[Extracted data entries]
********

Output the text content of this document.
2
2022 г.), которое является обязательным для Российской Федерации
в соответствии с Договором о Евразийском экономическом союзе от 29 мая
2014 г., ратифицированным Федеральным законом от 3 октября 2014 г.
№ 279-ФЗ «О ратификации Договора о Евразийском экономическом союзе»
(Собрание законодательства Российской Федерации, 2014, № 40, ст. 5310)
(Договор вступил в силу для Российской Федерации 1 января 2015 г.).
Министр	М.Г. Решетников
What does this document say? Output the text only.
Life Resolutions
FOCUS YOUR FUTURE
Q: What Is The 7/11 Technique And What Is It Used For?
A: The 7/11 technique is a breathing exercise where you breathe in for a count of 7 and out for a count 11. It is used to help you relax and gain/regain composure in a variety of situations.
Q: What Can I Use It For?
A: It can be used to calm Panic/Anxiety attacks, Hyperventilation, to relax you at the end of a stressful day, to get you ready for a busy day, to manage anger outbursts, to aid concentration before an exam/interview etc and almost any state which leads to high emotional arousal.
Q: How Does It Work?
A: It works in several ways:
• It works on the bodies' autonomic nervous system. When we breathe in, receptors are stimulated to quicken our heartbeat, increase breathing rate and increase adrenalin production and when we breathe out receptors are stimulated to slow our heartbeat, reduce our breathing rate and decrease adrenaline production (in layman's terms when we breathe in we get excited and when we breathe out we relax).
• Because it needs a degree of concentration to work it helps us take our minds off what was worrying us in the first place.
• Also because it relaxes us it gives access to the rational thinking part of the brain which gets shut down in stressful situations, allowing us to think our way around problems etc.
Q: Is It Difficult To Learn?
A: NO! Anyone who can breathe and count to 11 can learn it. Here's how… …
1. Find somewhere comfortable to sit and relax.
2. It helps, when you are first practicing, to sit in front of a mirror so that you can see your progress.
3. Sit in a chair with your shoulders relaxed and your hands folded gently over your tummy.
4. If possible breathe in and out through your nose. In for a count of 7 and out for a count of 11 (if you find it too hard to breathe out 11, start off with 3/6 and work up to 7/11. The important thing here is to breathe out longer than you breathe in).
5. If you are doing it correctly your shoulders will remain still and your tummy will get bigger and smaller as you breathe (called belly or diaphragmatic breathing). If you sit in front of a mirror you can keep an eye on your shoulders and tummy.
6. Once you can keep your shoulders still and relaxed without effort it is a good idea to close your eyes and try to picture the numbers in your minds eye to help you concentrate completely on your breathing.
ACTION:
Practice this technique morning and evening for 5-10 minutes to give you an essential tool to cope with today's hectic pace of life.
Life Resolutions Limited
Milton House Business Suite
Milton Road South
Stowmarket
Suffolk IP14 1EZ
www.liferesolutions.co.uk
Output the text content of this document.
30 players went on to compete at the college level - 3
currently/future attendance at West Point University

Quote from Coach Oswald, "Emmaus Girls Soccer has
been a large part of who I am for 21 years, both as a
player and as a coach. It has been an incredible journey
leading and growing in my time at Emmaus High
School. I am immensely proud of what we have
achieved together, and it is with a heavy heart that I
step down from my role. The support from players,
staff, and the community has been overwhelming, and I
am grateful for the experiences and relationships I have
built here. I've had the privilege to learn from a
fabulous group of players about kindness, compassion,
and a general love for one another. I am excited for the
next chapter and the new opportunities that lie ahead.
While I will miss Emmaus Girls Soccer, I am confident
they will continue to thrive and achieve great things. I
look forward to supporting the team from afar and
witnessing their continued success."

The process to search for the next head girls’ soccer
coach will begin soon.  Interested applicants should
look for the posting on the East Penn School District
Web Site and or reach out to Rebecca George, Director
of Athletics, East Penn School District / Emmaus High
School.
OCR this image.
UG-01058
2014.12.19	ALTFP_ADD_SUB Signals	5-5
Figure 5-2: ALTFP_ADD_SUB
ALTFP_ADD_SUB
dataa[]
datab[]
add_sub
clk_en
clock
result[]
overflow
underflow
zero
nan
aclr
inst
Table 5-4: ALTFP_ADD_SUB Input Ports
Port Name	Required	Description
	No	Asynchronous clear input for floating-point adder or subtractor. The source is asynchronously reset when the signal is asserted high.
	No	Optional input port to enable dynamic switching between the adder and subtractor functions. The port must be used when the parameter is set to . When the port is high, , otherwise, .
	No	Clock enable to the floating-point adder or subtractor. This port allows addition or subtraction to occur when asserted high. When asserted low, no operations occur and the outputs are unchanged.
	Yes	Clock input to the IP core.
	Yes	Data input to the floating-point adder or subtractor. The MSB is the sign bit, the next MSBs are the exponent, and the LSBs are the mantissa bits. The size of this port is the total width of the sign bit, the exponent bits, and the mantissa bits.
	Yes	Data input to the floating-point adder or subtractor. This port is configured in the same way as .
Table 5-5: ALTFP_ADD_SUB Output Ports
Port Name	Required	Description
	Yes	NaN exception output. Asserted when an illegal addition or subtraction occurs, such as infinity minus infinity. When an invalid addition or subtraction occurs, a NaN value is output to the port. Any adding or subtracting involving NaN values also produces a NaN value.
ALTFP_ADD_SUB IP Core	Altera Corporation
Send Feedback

********

» WRITTEN REQUEST: Copy out each record exactly as given, omitting none.

» TASK OUTPUT:
Output the text content of this document.
2
2022 г.), которое является обязательным для Российской Федерации
в соответствии с Договором о Евразийском экономическом союзе от 29 мая
2014 г., ратифицированным Федеральным законом от 3 октября 2014 г.
№ 279-ФЗ «О ратификации Договора о Евразийском экономическом союзе»
(Собрание законодательства Российской Федерации, 2014, № 40, ст. 5310)
(Договор вступил в силу для Российской Федерации 1 января 2015 г.).
Министр	М.Г. Решетников
What does this document say? Output the text only.
Life Resolutions
FOCUS YOUR FUTURE
Q: What Is The 7/11 Technique And What Is It Used For?
A: The 7/11 technique is a breathing exercise where you breathe in for a count of 7 and out for a count 11. It is used to help you relax and gain/regain composure in a variety of situations.
Q: What Can I Use It For?
A: It can be used to calm Panic/Anxiety attacks, Hyperventilation, to relax you at the end of a stressful day, to get you ready for a busy day, to manage anger outbursts, to aid concentration before an exam/interview etc and almost any state which leads to high emotional arousal.
Q: How Does It Work?
A: It works in several ways:
• It works on the bodies' autonomic nervous system. When we breathe in, receptors are stimulated to quicken our heartbeat, increase breathing rate and increase adrenalin production and when we breathe out receptors are stimulated to slow our heartbeat, reduce our breathing rate and decrease adrenaline production (in layman's terms when we breathe in we get excited and when we breathe out we relax).
• Because it needs a degree of concentration to work it helps us take our minds off what was worrying us in the first place.
• Also because it relaxes us it gives access to the rational thinking part of the brain which gets shut down in stressful situations, allowing us to think our way around problems etc.
Q: Is It Difficult To Learn?
A: NO! Anyone who can breathe and count to 11 can learn it. Here's how… …
1. Find somewhere comfortable to sit and relax.
2. It helps, when you are first practicing, to sit in front of a mirror so that you can see your progress.
3. Sit in a chair with your shoulders relaxed and your hands folded gently over your tummy.
4. If possible breathe in and out through your nose. In for a count of 7 and out for a count of 11 (if you find it too hard to breathe out 11, start off with 3/6 and work up to 7/11. The important thing here is to breathe out longer than you breathe in).
5. If you are doing it correctly your shoulders will remain still and your tummy will get bigger and smaller as you breathe (called belly or diaphragmatic breathing). If you sit in front of a mirror you can keep an eye on your shoulders and tummy.
6. Once you can keep your shoulders still and relaxed without effort it is a good idea to close your eyes and try to picture the numbers in your minds eye to help you concentrate completely on your breathing.
ACTION:
Practice this technique morning and evening for 5-10 minutes to give you an essential tool to cope with today's hectic pace of life.
Life Resolutions Limited
Milton House Business Suite
Milton Road South
Stowmarket
Suffolk IP14 1EZ
www.liferesolutions.co.uk
Output the text content of this document.
30 players went on to compete at the college level - 3
currently/future attendance at West Point University

Quote from Coach Oswald, "Emmaus Girls Soccer has
been a large part of who I am for 21 years, both as a
player and as a coach. It has been an incredible journey
leading and growing in my time at Emmaus High
School. I am immensely proud of what we have
achieved together, and it is with a heavy heart that I
step down from my role. The support from players,
staff, and the community has been overwhelming, and I
am grateful for the experiences and relationships I have
built here. I've had the privilege to learn from a
fabulous group of players about kindness, compassion,
and a general love for one another. I am excited for the
next chapter and the new opportunities that lie ahead.
While I will miss Emmaus Girls Soccer, I am confident
they will continue to thrive and achieve great things. I
look forward to supporting the team from afar and
witnessing their continued success."

The process to search for the next head girls’ soccer
coach will begin soon.  Interested applicants should
look for the posting on the East Penn School District
Web Site and or reach out to Rebecca George, Director
of Athletics, East Penn School District / Emmaus High
School.
OCR this image.
UG-01058
2014.12.19	ALTFP_ADD_SUB Signals	5-5
Figure 5-2: ALTFP_ADD_SUB
ALTFP_ADD_SUB
dataa[]
datab[]
add_sub
clk_en
clock
result[]
overflow
underflow
zero
nan
aclr
inst
Table 5-4: ALTFP_ADD_SUB Input Ports
Port Name	Required	Description
	No	Asynchronous clear input for floating-point adder or subtractor. The source is asynchronously reset when the signal is asserted high.
	No	Optional input port to enable dynamic switching between the adder and subtractor functions. The port must be used when the parameter is set to . When the port is high, , otherwise, .
	No	Clock enable to the floating-point adder or subtractor. This port allows addition or subtraction to occur when asserted high. When asserted low, no operations occur and the outputs are unchanged.
	Yes	Clock input to the IP core.
	Yes	Data input to the floating-point adder or subtractor. The MSB is the sign bit, the next MSBs are the exponent, and the LSBs are the mantissa bits. The size of this port is the total width of the sign bit, the exponent bits, and the mantissa bits.
	Yes	Data input to the floating-point adder or subtractor. This port is configured in the same way as .
Table 5-5: ALTFP_ADD_SUB Output Ports
Port Name	Required	Description
	Yes	NaN exception output. Asserted when an illegal addition or subtraction occurs, such as infinity minus infinity. When an invalid addition or subtraction occurs, a NaN value is output to the port. Any adding or subtracting involving NaN values also produces a NaN value.
ALTFP_ADD_SUB IP Core	Altera Corporation
Send Feedback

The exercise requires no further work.